*Required work:*
Provide a single number: the count of lines containing the string "value".

*Records from a collection:*
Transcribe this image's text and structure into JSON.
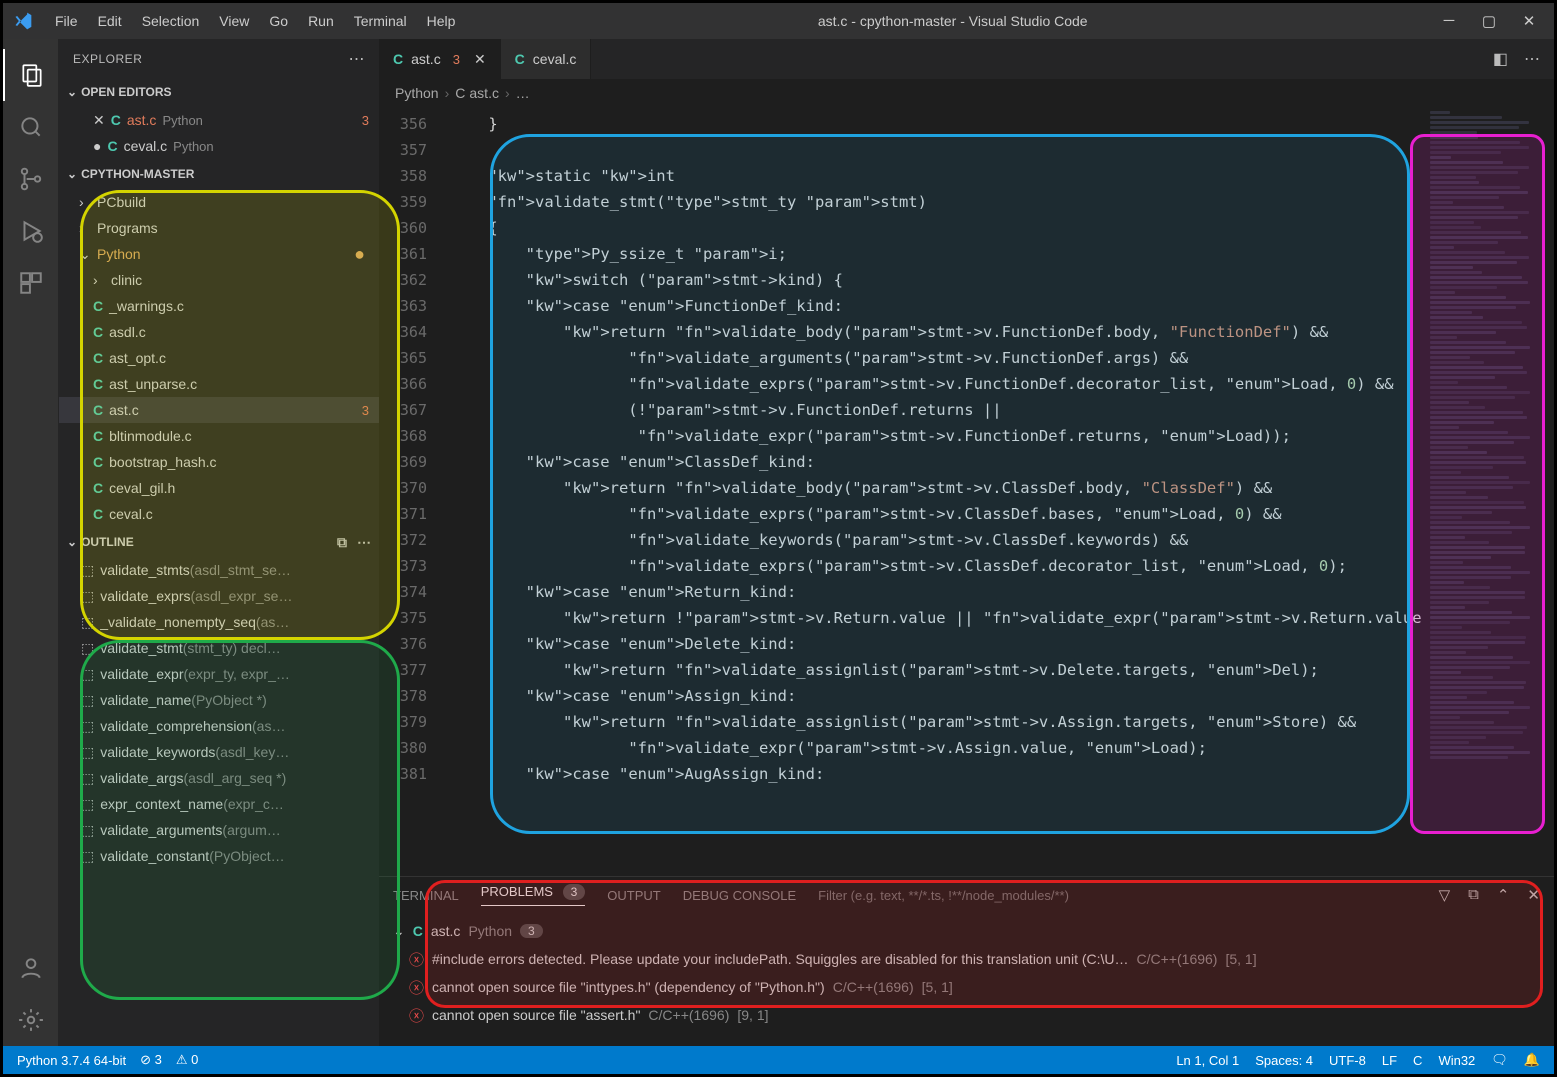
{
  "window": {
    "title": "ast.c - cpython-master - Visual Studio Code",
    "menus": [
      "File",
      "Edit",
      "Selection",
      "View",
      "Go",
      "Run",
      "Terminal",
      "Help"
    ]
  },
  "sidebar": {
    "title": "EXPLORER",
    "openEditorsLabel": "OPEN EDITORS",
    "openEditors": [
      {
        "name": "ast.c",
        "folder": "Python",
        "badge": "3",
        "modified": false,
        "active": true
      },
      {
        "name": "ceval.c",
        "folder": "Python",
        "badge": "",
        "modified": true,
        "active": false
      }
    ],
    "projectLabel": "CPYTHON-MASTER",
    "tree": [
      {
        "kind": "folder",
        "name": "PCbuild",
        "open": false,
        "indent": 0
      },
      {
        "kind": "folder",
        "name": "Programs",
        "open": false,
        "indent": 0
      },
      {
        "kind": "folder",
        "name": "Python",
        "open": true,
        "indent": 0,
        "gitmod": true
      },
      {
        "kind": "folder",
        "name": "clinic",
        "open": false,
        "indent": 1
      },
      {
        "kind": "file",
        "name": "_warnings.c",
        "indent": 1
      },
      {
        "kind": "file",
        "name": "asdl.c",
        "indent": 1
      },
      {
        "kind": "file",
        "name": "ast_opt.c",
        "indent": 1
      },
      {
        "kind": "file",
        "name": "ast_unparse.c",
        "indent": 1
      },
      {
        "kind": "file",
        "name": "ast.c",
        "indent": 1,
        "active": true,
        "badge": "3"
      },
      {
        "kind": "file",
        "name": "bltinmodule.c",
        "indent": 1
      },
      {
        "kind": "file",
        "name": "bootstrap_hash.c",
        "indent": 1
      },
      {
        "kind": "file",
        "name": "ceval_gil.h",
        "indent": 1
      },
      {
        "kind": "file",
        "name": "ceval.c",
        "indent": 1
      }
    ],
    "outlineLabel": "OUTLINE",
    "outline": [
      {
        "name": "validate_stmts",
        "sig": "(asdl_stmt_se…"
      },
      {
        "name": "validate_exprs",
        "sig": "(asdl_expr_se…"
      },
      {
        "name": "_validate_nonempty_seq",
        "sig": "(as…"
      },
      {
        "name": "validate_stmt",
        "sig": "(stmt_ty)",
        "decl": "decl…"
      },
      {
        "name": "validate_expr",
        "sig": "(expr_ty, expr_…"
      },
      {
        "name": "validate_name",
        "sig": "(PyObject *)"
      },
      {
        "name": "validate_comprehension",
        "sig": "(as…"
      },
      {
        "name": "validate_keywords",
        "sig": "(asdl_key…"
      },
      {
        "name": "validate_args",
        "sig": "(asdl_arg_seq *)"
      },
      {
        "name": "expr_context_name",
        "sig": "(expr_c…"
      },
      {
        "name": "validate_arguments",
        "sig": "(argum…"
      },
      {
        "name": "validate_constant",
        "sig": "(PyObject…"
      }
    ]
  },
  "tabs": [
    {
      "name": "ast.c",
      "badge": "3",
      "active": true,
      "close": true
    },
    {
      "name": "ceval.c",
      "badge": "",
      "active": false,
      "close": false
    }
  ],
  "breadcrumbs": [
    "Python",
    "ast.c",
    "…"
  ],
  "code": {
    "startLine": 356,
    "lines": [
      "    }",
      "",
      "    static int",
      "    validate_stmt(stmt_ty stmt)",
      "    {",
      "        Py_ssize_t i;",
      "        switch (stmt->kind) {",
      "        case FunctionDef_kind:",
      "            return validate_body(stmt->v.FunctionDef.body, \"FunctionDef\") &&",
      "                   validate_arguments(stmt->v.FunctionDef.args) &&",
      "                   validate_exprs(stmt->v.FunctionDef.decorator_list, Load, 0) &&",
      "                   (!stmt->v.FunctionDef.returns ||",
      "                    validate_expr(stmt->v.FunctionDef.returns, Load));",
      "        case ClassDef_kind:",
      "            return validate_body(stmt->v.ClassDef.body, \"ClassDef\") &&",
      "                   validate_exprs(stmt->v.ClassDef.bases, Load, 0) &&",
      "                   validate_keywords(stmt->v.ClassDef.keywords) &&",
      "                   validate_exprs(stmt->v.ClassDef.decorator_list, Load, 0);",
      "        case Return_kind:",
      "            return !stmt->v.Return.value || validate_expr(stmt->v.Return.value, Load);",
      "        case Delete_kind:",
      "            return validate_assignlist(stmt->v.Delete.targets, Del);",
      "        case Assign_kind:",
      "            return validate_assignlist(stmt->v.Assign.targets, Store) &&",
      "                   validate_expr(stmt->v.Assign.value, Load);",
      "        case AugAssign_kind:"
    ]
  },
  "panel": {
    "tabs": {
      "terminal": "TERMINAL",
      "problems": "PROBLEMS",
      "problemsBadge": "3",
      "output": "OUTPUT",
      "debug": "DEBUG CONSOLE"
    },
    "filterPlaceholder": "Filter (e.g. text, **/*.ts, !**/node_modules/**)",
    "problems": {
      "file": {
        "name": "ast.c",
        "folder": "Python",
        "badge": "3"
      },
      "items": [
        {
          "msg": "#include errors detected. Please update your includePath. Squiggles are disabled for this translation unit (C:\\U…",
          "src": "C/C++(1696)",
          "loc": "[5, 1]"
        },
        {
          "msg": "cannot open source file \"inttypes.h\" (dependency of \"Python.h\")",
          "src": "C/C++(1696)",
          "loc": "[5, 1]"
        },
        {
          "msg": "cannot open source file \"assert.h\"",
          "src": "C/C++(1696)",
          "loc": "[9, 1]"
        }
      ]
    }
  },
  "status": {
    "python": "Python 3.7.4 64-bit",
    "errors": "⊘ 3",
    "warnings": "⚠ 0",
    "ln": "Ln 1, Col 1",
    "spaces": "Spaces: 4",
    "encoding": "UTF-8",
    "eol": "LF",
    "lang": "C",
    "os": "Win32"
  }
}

*Exercise result:*
2